• Exercise directions: List each line of the data that holds the string "影响测量的准确性".

START Data entries

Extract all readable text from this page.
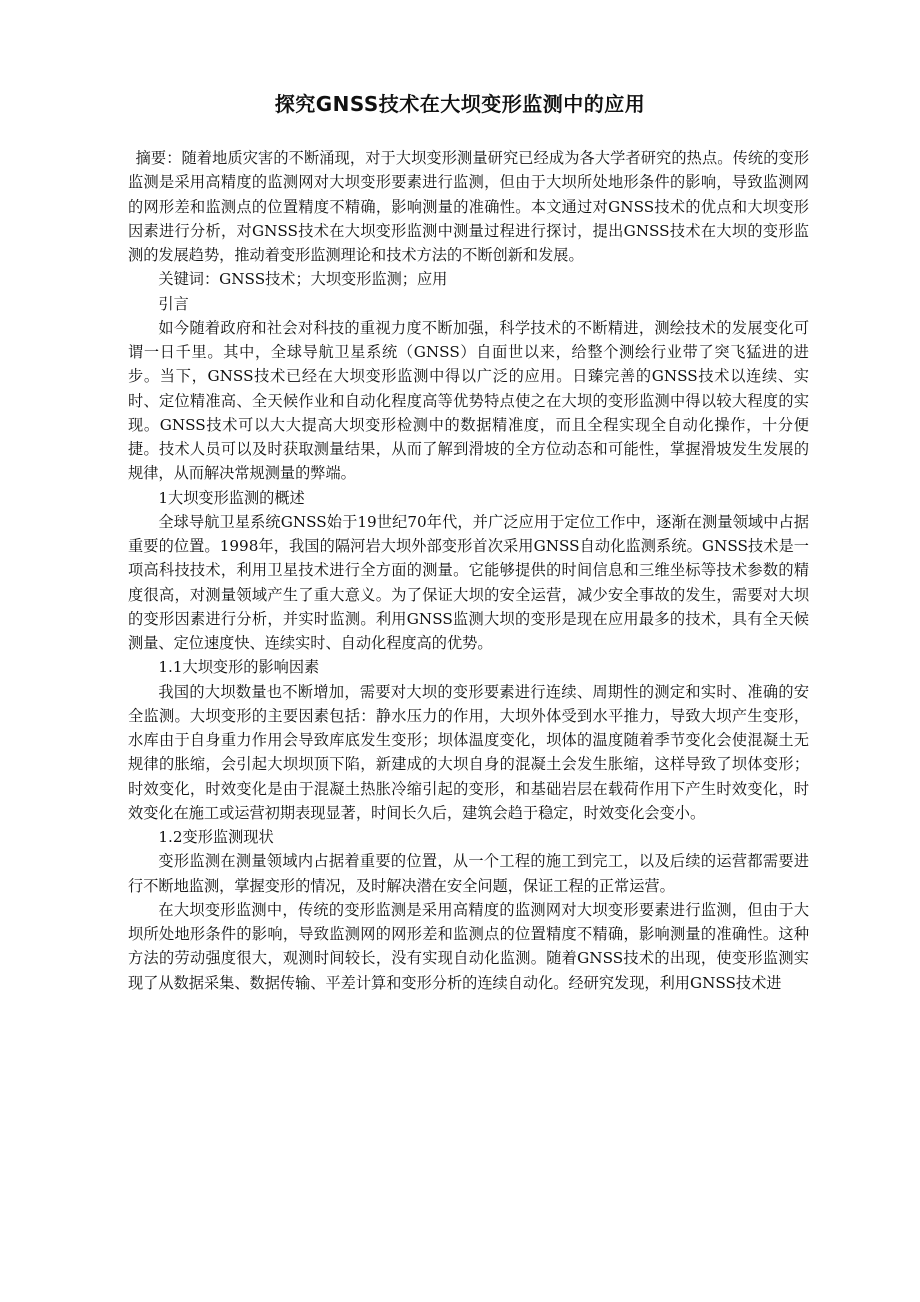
探究GNSS技术在大坝变形监测中的应用

摘要：随着地质灾害的不断涌现，对于大坝变形测量研究已经成为各大学者研究的热点。传统的变形监测是采用高精度的监测网对大坝变形要素进行监测，但由于大坝所处地形条件的影响，导致监测网的网形差和监测点的位置精度不精确，影响测量的准确性。本文通过对GNSS技术的优点和大坝变形因素进行分析，对GNSS技术在大坝变形监测中测量过程进行探讨，提出GNSS技术在大坝的变形监测的发展趋势，推动着变形监测理论和技术方法的不断创新和发展。

关键词：GNSS技术；大坝变形监测；应用

引言

如今随着政府和社会对科技的重视力度不断加强，科学技术的不断精进，测绘技术的发展变化可谓一日千里。其中，全球导航卫星系统（GNSS）自面世以来，给整个测绘行业带了突飞猛进的进步。当下，GNSS技术已经在大坝变形监测中得以广泛的应用。日臻完善的GNSS技术以连续、实时、定位精准高、全天候作业和自动化程度高等优势特点使之在大坝的变形监测中得以较大程度的实现。GNSS技术可以大大提高大坝变形检测中的数据精准度，而且全程实现全自动化操作，十分便捷。技术人员可以及时获取测量结果，从而了解到滑坡的全方位动态和可能性，掌握滑坡发生发展的规律，从而解决常规测量的弊端。

1大坝变形监测的概述

全球导航卫星系统GNSS始于19世纪70年代，并广泛应用于定位工作中，逐渐在测量领域中占据重要的位置。1998年，我国的隔河岩大坝外部变形首次采用GNSS自动化监测系统。GNSS技术是一项高科技技术，利用卫星技术进行全方面的测量。它能够提供的时间信息和三维坐标等技术参数的精度很高，对测量领域产生了重大意义。为了保证大坝的安全运营，减少安全事故的发生，需要对大坝的变形因素进行分析，并实时监测。利用GNSS监测大坝的变形是现在应用最多的技术，具有全天候测量、定位速度快、连续实时、自动化程度高的优势。

1.1大坝变形的影响因素

我国的大坝数量也不断增加，需要对大坝的变形要素进行连续、周期性的测定和实时、准确的安全监测。大坝变形的主要因素包括：静水压力的作用，大坝外体受到水平推力，导致大坝产生变形，水库由于自身重力作用会导致库底发生变形；坝体温度变化，坝体的温度随着季节变化会使混凝土无规律的胀缩，会引起大坝坝顶下陷，新建成的大坝自身的混凝土会发生胀缩，这样导致了坝体变形；时效变化，时效变化是由于混凝土热胀冷缩引起的变形，和基础岩层在载荷作用下产生时效变化，时效变化在施工或运营初期表现显著，时间长久后，建筑会趋于稳定，时效变化会变小。

1.2变形监测现状

变形监测在测量领域内占据着重要的位置，从一个工程的施工到完工，以及后续的运营都需要进行不断地监测，掌握变形的情况，及时解决潜在安全问题，保证工程的正常运营。

在大坝变形监测中，传统的变形监测是采用高精度的监测网对大坝变形要素进行监测，但由于大坝所处地形条件的影响，导致监测网的网形差和监测点的位置精度不精确，影响测量的准确性。这种方法的劳动强度很大，观测时间较长，没有实现自动化监测。随着GNSS技术的出现，使变形监测实现了从数据采集、数据传输、平差计算和变形分析的连续自动化。经研究发现，利用GNSS技术进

END Data entries

• Expected output:
摘要：随着地质灾害的不断涌现，对于大坝变形测量研究已经成为各大学者研究的热点。传统的变形监测是采用高精度的监测网对大坝变形要素进行监测，但由于大坝所处地形条件的影响，导致监测网的网形差和监测点的位置精度不精确，影响测量的准确性。本文通过对GNSS技术的优点和大坝变形因素进行分析，对GNSS技术在大坝变形监测中测量过程进行探讨，提出GNSS技术在大坝的变形监测的发展趋势，推动着变形监测理论和技术方法的不断创新和发展。
在大坝变形监测中，传统的变形监测是采用高精度的监测网对大坝变形要素进行监测，但由于大坝所处地形条件的影响，导致监测网的网形差和监测点的位置精度不精确，影响测量的准确性。这种方法的劳动强度很大，观测时间较长，没有实现自动化监测。随着GNSS技术的出现，使变形监测实现了从数据采集、数据传输、平差计算和变形分析的连续自动化。经研究发现，利用GNSS技术进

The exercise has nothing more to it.